"""
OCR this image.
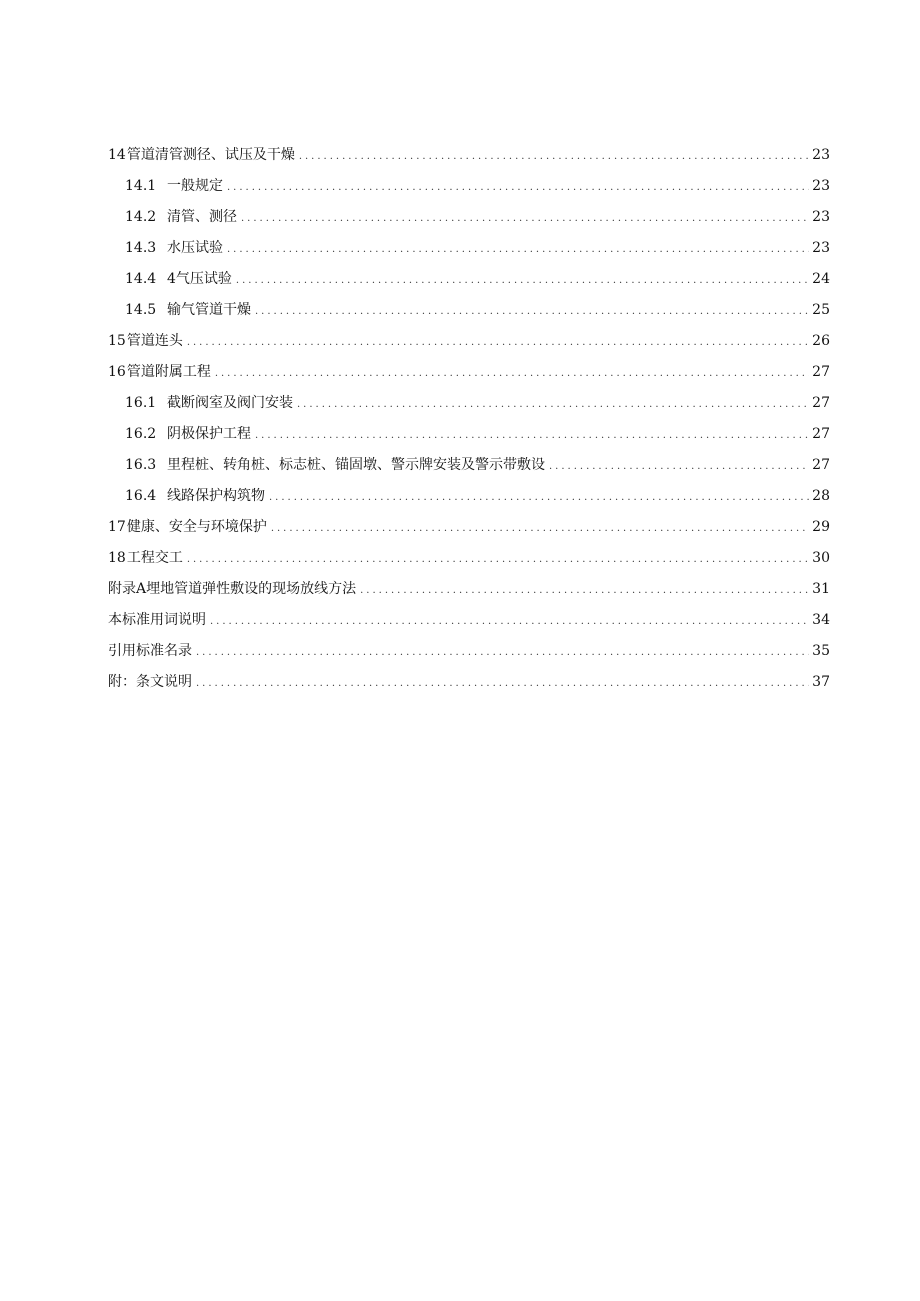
14 管道清管测径、试压及干燥 .....	23
14.1 一般规定 .....	23
14.2 清管、测径 .....	23
14.3 水压试验 .....	23
14.4 4气压试验 .....	24
14.5 输气管道干燥 .....	25
15 管道连头 .....	26
16 管道附属工程 .....	27
16.1 截断阀室及阀门安装 .....	27
16.2 阴极保护工程 .....	27
16.3 里程桩、转角桩、标志桩、锚固墩、警示牌安装及警示带敷设 .....	27
16.4 线路保护构筑物 .....	28
17 健康、安全与环境保护 .....	29
18 工程交工 .....	30
附录A埋地管道弹性敷设的现场放线方法 .....	31
本标准用词说明 .....	34
引用标准名录 .....	35
附：条文说明 .....	37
"""
▶ To do: Can you restate all the records above word for word while dropping the pictures?

▶ Task result:
OCR this image.
14 管道清管测径、试压及干燥 .....	23
14.1 一般规定 .....	23
14.2 清管、测径 .....	23
14.3 水压试验 .....	23
14.4 4气压试验 .....	24
14.5 输气管道干燥 .....	25
15 管道连头 .....	26
16 管道附属工程 .....	27
16.1 截断阀室及阀门安装 .....	27
16.2 阴极保护工程 .....	27
16.3 里程桩、转角桩、标志桩、锚固墩、警示牌安装及警示带敷设 .....	27
16.4 线路保护构筑物 .....	28
17 健康、安全与环境保护 .....	29
18 工程交工 .....	30
附录A埋地管道弹性敷设的现场放线方法 .....	31
本标准用词说明 .....	34
引用标准名录 .....	35
附：条文说明 .....	37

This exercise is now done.